-------- Exercise inputs --------

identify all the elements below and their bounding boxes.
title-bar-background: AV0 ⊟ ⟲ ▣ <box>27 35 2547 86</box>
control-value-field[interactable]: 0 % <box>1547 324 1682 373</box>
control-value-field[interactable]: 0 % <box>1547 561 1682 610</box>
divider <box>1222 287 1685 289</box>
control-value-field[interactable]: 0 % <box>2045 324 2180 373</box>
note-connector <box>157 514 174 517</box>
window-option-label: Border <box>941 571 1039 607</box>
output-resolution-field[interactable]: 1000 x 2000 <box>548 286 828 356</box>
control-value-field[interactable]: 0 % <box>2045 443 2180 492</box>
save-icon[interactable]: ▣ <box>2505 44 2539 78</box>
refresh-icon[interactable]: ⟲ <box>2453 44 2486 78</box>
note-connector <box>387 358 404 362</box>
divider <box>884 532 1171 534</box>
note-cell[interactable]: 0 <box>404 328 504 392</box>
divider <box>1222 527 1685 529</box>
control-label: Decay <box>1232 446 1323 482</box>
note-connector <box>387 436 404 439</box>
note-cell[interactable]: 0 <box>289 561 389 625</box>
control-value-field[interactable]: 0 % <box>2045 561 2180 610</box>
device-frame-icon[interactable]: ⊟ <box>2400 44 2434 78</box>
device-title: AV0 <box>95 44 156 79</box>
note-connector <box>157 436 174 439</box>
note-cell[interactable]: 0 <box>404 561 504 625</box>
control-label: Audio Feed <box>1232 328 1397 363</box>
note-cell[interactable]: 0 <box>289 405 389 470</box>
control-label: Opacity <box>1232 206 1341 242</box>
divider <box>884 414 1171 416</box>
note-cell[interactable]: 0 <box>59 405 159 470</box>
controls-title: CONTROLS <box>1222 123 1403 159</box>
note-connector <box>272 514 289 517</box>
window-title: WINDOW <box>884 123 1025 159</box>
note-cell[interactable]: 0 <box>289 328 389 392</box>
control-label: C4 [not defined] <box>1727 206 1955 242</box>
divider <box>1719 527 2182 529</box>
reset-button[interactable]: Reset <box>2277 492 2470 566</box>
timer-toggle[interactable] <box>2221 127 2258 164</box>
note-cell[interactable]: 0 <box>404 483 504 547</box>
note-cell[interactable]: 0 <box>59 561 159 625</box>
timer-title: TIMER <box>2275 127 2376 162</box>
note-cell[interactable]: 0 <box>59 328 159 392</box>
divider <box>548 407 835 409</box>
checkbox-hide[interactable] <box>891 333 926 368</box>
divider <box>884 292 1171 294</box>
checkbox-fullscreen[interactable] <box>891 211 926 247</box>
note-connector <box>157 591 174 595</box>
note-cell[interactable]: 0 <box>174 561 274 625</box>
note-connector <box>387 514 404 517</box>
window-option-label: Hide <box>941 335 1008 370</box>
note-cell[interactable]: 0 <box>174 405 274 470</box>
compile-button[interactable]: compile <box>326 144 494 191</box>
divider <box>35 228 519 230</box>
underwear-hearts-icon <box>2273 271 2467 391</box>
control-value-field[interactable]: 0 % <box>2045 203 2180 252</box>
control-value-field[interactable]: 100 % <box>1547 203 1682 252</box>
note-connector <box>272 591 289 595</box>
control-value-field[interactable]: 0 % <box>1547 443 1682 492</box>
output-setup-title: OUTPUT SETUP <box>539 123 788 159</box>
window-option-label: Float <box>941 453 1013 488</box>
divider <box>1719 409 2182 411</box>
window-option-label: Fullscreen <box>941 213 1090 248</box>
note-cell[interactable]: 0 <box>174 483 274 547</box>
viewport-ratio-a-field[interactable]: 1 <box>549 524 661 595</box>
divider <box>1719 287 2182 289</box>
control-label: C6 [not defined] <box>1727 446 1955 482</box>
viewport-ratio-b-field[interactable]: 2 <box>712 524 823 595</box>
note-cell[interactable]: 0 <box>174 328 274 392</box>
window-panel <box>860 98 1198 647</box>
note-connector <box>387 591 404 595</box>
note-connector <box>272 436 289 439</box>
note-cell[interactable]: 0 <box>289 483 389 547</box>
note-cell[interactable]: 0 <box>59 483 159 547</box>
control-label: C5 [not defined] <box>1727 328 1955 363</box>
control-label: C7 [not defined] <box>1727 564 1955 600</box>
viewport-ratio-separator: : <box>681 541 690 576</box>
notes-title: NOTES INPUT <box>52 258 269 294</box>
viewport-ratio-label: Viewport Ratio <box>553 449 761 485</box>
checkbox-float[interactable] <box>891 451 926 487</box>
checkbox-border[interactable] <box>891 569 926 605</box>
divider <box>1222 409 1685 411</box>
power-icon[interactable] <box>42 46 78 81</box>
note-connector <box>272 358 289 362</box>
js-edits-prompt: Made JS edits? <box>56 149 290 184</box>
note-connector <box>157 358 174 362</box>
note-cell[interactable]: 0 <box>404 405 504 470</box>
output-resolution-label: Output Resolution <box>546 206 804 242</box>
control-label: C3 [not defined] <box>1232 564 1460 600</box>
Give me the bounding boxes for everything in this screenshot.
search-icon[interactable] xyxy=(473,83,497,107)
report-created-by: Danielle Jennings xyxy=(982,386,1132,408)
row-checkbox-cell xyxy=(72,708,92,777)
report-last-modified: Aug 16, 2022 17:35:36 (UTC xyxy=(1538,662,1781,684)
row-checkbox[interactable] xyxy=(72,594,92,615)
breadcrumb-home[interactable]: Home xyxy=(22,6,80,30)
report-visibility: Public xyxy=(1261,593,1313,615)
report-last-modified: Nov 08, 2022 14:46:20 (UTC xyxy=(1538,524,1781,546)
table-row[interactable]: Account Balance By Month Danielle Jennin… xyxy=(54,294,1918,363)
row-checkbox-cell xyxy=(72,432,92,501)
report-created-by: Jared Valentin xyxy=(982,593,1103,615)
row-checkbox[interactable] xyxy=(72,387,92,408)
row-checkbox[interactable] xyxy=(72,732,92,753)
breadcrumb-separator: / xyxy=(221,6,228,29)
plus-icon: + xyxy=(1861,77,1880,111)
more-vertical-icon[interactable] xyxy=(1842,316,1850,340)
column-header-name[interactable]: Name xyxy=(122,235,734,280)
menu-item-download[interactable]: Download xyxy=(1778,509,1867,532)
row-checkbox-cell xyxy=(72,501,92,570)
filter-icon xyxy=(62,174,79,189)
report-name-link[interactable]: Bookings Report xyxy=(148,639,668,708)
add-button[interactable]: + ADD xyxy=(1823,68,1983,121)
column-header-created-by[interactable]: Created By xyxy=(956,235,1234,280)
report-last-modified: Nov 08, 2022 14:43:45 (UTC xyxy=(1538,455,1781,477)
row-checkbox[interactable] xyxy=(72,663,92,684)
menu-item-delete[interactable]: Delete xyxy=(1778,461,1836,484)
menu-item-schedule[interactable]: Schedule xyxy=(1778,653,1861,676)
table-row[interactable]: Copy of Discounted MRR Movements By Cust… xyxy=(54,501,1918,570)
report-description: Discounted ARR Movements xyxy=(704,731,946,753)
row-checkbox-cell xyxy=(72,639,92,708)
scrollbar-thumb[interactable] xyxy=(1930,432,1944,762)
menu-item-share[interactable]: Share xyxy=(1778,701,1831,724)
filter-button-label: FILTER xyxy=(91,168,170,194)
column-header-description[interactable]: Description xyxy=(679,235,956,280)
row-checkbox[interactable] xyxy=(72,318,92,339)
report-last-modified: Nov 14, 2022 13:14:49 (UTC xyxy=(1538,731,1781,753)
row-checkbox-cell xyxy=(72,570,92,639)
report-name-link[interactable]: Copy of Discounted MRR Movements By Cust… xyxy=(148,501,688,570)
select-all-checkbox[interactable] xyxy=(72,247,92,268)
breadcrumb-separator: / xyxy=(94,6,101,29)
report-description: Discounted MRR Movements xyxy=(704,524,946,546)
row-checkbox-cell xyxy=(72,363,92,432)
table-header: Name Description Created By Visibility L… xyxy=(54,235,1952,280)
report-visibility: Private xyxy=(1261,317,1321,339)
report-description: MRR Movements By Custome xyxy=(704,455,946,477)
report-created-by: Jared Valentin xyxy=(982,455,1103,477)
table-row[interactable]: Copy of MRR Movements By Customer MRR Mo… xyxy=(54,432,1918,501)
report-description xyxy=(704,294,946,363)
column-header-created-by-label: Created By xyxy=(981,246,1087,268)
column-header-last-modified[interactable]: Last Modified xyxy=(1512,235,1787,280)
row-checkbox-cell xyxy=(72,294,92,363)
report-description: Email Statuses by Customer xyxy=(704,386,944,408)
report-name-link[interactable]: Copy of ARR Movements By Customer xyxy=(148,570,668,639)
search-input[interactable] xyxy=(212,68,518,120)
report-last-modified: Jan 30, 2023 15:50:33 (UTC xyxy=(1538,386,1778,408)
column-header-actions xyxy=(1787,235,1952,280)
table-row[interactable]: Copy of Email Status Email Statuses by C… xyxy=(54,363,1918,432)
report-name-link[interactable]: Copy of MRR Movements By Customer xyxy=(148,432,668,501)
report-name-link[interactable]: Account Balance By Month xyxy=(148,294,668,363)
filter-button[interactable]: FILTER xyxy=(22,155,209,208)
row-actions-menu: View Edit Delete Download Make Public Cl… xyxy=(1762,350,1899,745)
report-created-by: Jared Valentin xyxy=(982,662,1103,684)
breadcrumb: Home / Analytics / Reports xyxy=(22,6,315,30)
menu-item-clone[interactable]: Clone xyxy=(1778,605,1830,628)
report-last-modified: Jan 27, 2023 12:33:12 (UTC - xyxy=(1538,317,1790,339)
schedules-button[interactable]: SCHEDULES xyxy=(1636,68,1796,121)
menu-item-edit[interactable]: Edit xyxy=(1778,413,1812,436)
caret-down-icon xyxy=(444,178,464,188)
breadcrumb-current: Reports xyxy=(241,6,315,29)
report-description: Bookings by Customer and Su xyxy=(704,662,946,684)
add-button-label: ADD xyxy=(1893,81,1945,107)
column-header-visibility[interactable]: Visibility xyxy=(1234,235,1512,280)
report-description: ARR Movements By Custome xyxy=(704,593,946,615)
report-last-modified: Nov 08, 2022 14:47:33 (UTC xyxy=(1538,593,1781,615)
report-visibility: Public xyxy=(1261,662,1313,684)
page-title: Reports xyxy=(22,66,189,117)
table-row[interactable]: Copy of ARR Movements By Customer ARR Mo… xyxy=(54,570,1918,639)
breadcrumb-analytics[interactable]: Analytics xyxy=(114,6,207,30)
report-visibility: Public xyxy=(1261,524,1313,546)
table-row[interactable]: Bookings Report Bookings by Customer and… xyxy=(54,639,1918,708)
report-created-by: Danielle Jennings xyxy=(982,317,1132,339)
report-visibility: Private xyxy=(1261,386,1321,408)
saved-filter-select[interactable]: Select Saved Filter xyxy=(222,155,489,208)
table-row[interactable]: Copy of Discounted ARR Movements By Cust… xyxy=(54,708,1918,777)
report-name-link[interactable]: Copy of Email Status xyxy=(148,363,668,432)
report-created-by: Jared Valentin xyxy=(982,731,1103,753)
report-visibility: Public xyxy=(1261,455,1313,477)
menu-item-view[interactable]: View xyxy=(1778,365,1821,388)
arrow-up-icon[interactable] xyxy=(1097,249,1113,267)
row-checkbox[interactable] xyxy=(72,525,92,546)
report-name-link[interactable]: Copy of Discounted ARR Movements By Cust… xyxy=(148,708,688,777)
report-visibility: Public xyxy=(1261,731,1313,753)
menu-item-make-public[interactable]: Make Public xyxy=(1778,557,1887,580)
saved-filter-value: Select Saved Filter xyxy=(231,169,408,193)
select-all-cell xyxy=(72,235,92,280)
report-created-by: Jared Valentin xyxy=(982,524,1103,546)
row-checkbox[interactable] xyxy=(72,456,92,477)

--------

■ **Problem details**: Could you reproduce the rows word for word, starting with the first line and going on through the line with "refresh-icon[interactable]: ⟲ <box>2453", both ends included?

■ **Worked solution**:
identify all the elements below and their bounding boxes.
title-bar-background: AV0 ⊟ ⟲ ▣ <box>27 35 2547 86</box>
control-value-field[interactable]: 0 % <box>1547 324 1682 373</box>
control-value-field[interactable]: 0 % <box>1547 561 1682 610</box>
divider <box>1222 287 1685 289</box>
control-value-field[interactable]: 0 % <box>2045 324 2180 373</box>
note-connector <box>157 514 174 517</box>
window-option-label: Border <box>941 571 1039 607</box>
output-resolution-field[interactable]: 1000 x 2000 <box>548 286 828 356</box>
control-value-field[interactable]: 0 % <box>2045 443 2180 492</box>
save-icon[interactable]: ▣ <box>2505 44 2539 78</box>
refresh-icon[interactable]: ⟲ <box>2453 44 2486 78</box>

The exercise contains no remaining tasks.